Begin Records for this exercise
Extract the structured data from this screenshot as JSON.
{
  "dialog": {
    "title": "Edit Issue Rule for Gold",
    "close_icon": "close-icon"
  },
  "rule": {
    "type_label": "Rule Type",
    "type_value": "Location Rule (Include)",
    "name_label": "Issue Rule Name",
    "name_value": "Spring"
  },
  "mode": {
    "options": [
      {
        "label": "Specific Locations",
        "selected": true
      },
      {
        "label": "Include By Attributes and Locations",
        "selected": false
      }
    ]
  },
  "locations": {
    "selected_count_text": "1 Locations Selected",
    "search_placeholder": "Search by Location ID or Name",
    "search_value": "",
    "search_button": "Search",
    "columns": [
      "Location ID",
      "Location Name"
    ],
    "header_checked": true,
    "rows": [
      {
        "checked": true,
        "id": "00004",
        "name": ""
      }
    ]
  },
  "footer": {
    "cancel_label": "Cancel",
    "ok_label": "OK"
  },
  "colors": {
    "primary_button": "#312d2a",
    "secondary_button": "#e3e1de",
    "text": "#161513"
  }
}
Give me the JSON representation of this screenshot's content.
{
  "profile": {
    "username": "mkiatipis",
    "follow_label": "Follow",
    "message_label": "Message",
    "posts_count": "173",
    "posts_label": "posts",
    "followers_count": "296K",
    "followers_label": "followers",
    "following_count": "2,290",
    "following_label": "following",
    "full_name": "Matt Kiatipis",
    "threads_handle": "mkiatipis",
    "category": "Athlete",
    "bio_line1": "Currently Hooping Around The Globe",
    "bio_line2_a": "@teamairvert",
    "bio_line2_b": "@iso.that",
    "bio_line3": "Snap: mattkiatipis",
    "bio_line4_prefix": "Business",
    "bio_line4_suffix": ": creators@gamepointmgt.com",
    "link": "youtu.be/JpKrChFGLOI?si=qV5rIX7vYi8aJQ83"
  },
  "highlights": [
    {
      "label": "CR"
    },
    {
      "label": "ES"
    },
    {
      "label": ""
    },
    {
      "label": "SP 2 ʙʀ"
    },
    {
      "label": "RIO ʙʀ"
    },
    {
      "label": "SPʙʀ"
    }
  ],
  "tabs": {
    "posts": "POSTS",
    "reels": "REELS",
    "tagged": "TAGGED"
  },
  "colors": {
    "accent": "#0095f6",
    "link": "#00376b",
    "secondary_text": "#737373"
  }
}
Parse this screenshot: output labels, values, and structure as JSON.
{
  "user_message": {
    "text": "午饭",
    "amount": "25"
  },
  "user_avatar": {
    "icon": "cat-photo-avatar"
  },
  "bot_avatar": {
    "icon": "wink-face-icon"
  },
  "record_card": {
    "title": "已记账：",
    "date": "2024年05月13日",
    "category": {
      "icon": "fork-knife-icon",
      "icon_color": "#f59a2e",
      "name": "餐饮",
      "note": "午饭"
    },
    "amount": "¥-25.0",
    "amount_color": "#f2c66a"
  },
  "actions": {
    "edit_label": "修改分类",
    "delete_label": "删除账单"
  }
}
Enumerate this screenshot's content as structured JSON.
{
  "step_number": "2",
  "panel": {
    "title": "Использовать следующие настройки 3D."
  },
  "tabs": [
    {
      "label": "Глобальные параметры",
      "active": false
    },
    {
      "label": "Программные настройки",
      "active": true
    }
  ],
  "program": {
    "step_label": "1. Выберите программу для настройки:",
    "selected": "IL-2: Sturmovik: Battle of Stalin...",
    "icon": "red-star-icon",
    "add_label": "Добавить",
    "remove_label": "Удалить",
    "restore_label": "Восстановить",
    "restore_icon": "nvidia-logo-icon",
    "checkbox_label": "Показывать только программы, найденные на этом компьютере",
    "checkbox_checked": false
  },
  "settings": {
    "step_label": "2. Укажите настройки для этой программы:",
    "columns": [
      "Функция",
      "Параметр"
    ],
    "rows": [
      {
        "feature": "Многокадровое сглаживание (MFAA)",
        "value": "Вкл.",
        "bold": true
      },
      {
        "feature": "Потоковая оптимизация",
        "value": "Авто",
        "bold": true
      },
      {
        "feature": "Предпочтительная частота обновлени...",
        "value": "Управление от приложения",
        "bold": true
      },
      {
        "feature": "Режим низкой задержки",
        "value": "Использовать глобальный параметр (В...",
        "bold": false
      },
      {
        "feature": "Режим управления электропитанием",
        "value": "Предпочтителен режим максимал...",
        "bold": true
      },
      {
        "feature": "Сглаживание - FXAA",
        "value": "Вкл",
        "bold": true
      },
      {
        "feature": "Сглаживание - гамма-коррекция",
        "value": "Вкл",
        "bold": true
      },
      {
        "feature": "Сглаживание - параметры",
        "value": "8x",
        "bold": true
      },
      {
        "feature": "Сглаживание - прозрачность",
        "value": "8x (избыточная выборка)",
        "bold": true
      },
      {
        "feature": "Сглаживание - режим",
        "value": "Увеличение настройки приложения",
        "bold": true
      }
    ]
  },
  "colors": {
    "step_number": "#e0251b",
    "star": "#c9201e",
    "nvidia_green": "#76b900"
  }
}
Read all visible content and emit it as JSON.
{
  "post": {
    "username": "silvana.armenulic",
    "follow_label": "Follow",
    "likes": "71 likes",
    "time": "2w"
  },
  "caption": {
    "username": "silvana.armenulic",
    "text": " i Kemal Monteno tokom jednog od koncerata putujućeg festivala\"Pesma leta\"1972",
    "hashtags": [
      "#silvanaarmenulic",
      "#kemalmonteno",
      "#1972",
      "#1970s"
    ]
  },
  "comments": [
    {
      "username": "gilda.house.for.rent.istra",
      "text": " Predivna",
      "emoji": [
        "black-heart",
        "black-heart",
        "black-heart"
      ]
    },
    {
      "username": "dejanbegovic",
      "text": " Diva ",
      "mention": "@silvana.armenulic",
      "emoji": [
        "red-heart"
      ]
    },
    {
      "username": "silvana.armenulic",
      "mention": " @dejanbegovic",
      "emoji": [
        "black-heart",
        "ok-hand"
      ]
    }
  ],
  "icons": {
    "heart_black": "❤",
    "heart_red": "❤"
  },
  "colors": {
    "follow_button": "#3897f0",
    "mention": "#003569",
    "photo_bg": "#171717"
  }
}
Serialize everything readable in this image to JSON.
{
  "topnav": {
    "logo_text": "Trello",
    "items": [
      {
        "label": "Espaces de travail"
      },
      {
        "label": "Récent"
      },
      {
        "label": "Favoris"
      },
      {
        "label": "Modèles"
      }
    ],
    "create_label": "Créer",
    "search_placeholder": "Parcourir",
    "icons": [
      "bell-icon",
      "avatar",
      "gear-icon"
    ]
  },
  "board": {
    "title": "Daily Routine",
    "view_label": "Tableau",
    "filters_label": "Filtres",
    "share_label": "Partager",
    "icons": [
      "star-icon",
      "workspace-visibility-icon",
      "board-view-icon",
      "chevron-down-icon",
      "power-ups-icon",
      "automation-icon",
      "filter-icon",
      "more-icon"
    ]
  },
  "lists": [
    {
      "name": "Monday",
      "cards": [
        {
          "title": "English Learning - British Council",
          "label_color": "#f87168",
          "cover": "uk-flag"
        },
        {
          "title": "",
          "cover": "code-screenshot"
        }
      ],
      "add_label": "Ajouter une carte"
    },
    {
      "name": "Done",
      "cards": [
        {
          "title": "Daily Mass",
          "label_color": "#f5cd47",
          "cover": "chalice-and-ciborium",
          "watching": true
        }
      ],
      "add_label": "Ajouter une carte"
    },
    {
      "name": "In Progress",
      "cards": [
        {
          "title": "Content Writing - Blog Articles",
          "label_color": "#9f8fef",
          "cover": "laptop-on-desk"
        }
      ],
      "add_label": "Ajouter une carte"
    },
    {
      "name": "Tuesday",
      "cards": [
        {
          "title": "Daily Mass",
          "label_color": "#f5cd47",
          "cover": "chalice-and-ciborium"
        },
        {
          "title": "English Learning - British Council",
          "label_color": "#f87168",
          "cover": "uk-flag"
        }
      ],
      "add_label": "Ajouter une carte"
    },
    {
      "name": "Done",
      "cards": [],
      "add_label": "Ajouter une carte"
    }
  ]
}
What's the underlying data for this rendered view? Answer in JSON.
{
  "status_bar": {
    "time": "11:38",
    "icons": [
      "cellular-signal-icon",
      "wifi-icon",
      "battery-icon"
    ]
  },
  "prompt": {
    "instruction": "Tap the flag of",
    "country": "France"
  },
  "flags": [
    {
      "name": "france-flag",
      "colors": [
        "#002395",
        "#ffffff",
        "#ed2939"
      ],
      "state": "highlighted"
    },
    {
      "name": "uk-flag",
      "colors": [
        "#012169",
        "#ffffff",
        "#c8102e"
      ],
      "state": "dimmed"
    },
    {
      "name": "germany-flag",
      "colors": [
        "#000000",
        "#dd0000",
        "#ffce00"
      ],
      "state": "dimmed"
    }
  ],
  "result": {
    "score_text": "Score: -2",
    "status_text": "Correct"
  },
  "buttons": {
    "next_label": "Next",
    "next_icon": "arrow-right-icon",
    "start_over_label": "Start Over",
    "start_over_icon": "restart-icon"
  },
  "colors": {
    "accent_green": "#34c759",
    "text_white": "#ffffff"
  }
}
End Records for this exercise
What the task asks
Give back exactly the lines beginning at the one with "What's the underlying" and ending at the final line of the material; both boundary lines belong in it.

Solution for this problem
What's the underlying data for this rendered view? Answer in JSON.
{
  "status_bar": {
    "time": "11:38",
    "icons": [
      "cellular-signal-icon",
      "wifi-icon",
      "battery-icon"
    ]
  },
  "prompt": {
    "instruction": "Tap the flag of",
    "country": "France"
  },
  "flags": [
    {
      "name": "france-flag",
      "colors": [
        "#002395",
        "#ffffff",
        "#ed2939"
      ],
      "state": "highlighted"
    },
    {
      "name": "uk-flag",
      "colors": [
        "#012169",
        "#ffffff",
        "#c8102e"
      ],
      "state": "dimmed"
    },
    {
      "name": "germany-flag",
      "colors": [
        "#000000",
        "#dd0000",
        "#ffce00"
      ],
      "state": "dimmed"
    }
  ],
  "result": {
    "score_text": "Score: -2",
    "status_text": "Correct"
  },
  "buttons": {
    "next_label": "Next",
    "next_icon": "arrow-right-icon",
    "start_over_label": "Start Over",
    "start_over_icon": "restart-icon"
  },
  "colors": {
    "accent_green": "#34c759",
    "text_white": "#ffffff"
  }
}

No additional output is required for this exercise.